# WHAT IS REQUIRED
Put every line of the entries below into a numbered list, skipping any blank lines and leaving the pictures out.

# GIVEN RECORDS
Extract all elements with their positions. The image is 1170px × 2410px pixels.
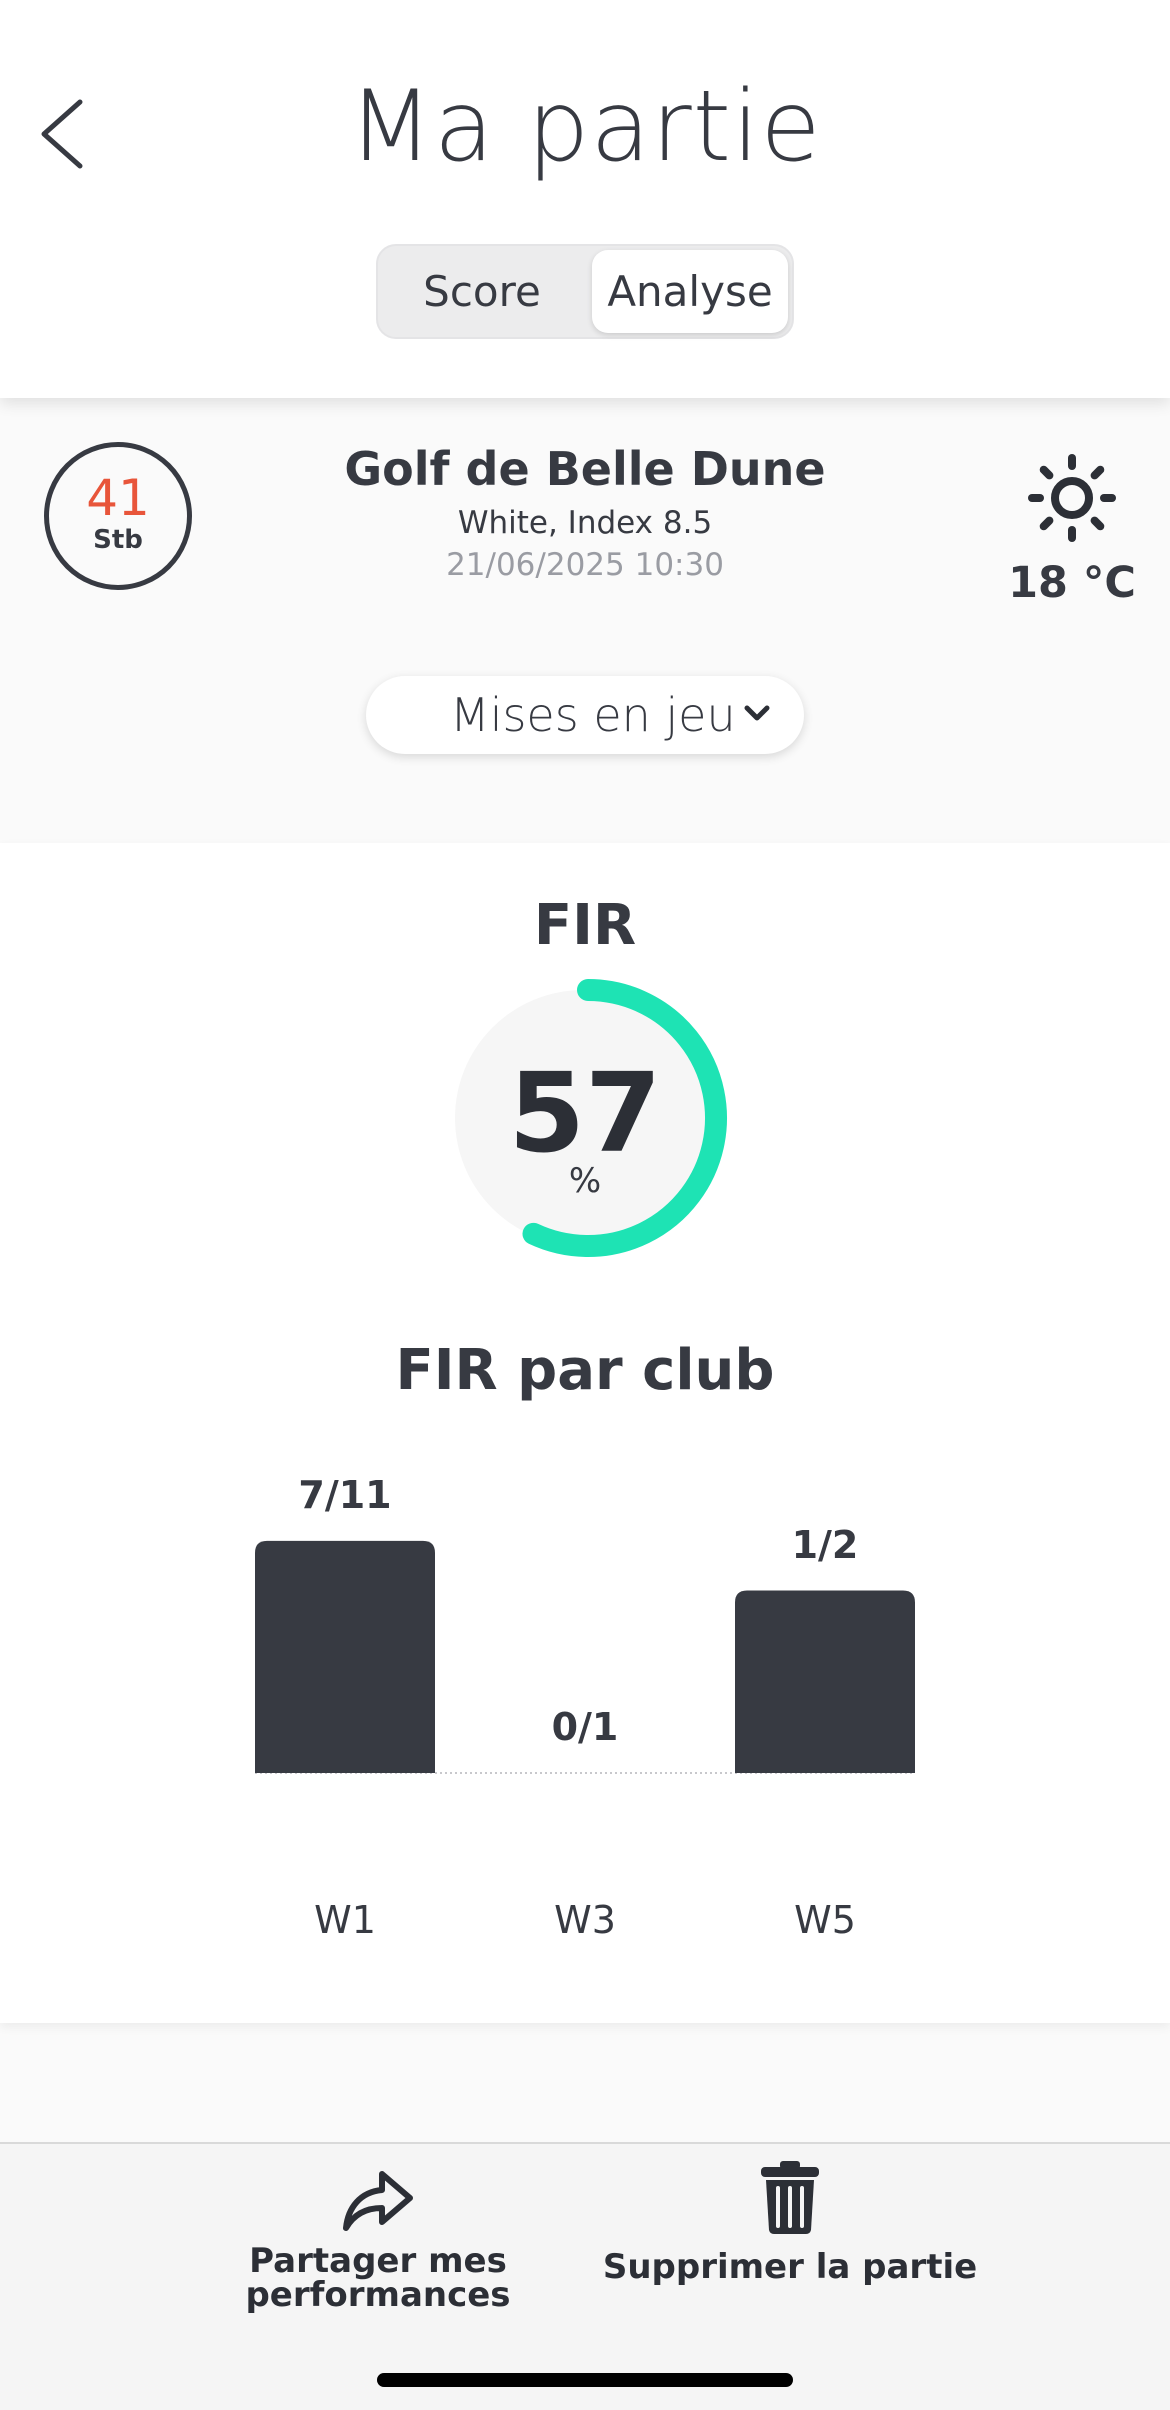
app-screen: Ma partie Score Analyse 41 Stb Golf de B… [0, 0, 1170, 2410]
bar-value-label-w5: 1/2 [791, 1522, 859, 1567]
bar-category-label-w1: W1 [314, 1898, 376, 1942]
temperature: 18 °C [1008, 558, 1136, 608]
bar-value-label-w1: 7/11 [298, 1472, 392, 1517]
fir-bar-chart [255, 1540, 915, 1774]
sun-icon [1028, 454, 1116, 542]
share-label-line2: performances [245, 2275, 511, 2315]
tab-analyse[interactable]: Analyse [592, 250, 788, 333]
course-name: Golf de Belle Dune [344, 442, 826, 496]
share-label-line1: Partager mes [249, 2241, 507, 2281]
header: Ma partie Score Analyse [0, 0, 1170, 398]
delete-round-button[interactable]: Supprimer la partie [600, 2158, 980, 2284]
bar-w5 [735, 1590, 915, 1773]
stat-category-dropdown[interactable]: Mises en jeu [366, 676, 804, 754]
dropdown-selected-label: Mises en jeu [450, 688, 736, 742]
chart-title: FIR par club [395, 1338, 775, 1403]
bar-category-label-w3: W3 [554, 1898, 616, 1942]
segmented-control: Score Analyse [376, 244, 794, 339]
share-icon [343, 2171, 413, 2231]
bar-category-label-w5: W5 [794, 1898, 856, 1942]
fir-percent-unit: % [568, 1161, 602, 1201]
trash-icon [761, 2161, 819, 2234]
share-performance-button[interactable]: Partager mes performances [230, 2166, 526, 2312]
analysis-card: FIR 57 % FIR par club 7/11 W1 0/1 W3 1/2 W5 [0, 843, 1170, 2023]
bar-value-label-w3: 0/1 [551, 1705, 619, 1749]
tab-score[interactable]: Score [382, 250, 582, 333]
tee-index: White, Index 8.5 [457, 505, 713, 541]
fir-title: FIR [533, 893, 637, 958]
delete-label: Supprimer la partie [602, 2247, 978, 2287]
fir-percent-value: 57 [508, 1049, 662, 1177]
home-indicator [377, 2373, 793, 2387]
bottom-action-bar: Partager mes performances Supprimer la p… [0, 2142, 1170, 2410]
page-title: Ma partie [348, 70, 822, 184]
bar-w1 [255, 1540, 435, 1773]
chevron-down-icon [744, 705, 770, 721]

# TASK ANSWER
1. Extract all elements with their positions. The image is 1170px × 2410px pixels.
2. app-screen: Ma partie Score Analyse 41 Stb Golf de B… [0, 0, 1170, 2410]
3. bar-value-label-w5: 1/2 [791, 1522, 859, 1567]
4. bar-category-label-w1: W1 [314, 1898, 376, 1942]
5. temperature: 18 °C [1008, 558, 1136, 608]
6. bar-value-label-w1: 7/11 [298, 1472, 392, 1517]
7. fir-bar-chart [255, 1540, 915, 1774]
8. sun-icon [1028, 454, 1116, 542]
9. share-label-line2: performances [245, 2275, 511, 2315]
10. tab-analyse[interactable]: Analyse [592, 250, 788, 333]
11. course-name: Golf de Belle Dune [344, 442, 826, 496]
12. share-label-line1: Partager mes [249, 2241, 507, 2281]
13. header: Ma partie Score Analyse [0, 0, 1170, 398]
14. delete-round-button[interactable]: Supprimer la partie [600, 2158, 980, 2284]
15. bar-w5 [735, 1590, 915, 1773]
16. stat-category-dropdown[interactable]: Mises en jeu [366, 676, 804, 754]
17. dropdown-selected-label: Mises en jeu [450, 688, 736, 742]
18. chart-title: FIR par club [395, 1338, 775, 1403]
19. bar-category-label-w3: W3 [554, 1898, 616, 1942]
20. segmented-control: Score Analyse [376, 244, 794, 339]
21. share-icon [343, 2171, 413, 2231]
22. bar-category-label-w5: W5 [794, 1898, 856, 1942]
23. fir-percent-unit: % [568, 1161, 602, 1201]
24. trash-icon [761, 2161, 819, 2234]
25. share-performance-button[interactable]: Partager mes performances [230, 2166, 526, 2312]
26. analysis-card: FIR 57 % FIR par club 7/11 W1 0/1 W3 1/2 W5 [0, 843, 1170, 2023]
27. bar-value-label-w3: 0/1 [551, 1705, 619, 1749]
28. tab-score[interactable]: Score [382, 250, 582, 333]
29. tee-index: White, Index 8.5 [457, 505, 713, 541]
30. fir-title: FIR [533, 893, 637, 958]
31. delete-label: Supprimer la partie [602, 2247, 978, 2287]
32. fir-percent-value: 57 [508, 1049, 662, 1177]
33. home-indicator [377, 2373, 793, 2387]
34. bottom-action-bar: Partager mes performances Supprimer la p… [0, 2142, 1170, 2410]
35. page-title: Ma partie [348, 70, 822, 184]
36. bar-w1 [255, 1540, 435, 1773]
37. chevron-down-icon [744, 705, 770, 721]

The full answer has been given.